I modelli che si potranno provare a Italian Bike Festival incarnano al meglio la filosofia del marchio Aurum, un brand che punta a combinare design, innovazione e performance. La nuova Magma è la bici da strada che unisce rigidità e leggerezza, pensata per chi cerca il massimo in termini di velocità e reattività. Essentia rappresenta invece una sintesi di eleganza e performance, perfetta per chi ama pedalare a lungo mantenendo un comfort ottimale. Infine, la Manto: una gravel bike ideale per chi desidera affrontare terreni più impegnativi senza rinunciare alla qualità di una bici da corsa. 

Durante l’evento si avrà la possibilità di testare ciascuno di questi tre modelli su un percorso studiato appositamente per mettere alla prova le loro specifiche capacità, potendo così verificare direttamente la qualità dei materiali, la precisione dei componenti e la comodità in sella… così da trovare il modello che meglio si adatta alle esigenze più personali.

----

Esercizio assegnato 1 - Nel testo sulle bici Aurum, quale modello è presentato come gravel bike?
Esercizio assegnato 2 - Estrai dal testo sulle bici Aurum il passo che va da "Durante l’evento si" fino a "esigenze più personali." compreso.
I record riportati sotto non sono necessari.

Annotazioni degli elementi di layout
----

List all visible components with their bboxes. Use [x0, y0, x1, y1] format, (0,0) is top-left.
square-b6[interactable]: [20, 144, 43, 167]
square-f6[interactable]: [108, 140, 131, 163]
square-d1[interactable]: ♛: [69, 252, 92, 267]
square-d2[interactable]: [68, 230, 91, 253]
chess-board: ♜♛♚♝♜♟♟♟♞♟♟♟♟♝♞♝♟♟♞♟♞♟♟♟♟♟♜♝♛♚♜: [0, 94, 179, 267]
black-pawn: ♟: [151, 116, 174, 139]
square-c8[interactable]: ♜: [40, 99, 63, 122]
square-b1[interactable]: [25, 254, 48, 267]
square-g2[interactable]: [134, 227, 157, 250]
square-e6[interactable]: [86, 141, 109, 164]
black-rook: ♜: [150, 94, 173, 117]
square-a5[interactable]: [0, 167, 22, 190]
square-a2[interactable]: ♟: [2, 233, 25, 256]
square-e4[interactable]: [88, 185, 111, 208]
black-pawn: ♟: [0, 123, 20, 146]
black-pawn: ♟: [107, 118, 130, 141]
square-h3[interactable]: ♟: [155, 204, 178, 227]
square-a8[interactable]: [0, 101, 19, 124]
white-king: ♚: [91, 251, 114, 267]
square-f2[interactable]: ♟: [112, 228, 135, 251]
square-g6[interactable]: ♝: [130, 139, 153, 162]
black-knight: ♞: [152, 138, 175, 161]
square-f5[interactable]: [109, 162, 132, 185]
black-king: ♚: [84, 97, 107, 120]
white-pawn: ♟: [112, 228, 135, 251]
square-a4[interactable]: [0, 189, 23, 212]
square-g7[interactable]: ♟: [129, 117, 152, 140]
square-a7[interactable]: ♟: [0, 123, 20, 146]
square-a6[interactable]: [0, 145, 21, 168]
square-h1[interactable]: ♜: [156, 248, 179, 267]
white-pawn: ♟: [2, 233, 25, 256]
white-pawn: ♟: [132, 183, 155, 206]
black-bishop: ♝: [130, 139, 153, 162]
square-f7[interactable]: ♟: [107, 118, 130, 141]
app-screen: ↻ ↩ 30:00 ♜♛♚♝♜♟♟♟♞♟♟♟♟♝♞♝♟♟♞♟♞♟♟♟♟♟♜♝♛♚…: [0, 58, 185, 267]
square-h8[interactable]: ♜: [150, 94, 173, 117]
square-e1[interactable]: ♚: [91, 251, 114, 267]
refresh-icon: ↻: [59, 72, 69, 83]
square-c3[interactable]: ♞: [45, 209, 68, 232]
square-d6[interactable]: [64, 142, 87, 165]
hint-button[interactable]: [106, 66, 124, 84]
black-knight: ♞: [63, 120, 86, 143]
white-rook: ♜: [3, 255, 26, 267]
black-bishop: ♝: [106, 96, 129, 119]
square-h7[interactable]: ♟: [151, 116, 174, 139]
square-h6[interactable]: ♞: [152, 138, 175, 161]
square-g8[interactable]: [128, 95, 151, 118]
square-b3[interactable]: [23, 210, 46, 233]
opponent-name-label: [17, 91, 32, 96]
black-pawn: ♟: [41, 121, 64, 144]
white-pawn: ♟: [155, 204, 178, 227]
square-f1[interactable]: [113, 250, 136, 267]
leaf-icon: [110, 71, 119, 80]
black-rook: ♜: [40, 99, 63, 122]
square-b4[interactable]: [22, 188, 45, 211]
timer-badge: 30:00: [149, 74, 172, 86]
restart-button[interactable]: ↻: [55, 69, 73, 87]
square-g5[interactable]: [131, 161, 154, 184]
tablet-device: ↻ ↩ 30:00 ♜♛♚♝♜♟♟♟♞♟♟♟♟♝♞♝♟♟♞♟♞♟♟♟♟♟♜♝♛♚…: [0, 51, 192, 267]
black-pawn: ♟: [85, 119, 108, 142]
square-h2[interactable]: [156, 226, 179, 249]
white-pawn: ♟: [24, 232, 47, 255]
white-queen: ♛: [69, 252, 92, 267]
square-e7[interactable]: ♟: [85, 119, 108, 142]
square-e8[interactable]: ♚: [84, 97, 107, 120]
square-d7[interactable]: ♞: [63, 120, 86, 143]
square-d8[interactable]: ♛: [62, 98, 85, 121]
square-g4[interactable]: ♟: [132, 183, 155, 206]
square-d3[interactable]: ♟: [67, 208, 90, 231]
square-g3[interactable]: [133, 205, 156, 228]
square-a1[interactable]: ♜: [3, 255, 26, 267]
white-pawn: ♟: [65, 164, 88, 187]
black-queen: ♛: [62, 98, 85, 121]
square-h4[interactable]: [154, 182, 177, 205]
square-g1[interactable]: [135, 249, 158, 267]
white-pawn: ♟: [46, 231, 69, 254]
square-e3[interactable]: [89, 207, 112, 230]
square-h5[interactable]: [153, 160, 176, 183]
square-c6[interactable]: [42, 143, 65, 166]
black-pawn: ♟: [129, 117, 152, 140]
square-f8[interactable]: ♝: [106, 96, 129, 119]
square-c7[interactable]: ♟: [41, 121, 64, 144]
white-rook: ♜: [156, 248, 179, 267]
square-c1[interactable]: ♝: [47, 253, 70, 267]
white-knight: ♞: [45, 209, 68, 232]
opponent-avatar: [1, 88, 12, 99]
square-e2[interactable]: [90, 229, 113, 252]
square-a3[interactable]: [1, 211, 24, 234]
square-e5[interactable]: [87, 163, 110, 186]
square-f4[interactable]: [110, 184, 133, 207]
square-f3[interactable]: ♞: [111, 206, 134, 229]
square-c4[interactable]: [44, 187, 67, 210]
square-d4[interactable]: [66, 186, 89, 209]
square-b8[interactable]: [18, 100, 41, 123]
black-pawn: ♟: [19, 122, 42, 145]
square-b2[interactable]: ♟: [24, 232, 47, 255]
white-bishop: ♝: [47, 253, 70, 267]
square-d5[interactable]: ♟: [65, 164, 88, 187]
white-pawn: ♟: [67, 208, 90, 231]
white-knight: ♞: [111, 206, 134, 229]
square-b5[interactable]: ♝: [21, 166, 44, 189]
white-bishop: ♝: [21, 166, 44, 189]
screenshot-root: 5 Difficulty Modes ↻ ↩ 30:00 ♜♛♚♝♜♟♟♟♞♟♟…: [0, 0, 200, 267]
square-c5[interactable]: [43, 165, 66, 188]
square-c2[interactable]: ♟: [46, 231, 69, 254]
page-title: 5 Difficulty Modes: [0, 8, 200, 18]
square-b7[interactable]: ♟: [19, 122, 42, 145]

----

Risposta finale 1 - La Manto.

Risposta finale 2 -
Durante l’evento si avrà la possibilità di testare ciascuno di questi tre modelli su un percorso studiato appositamente per mettere alla prova le loro specifiche capacità, potendo così verificare direttamente la qualità dei materiali, la precisione dei componenti e la comodità in sella… così da trovare il modello che meglio si adatta alle esigenze più personali.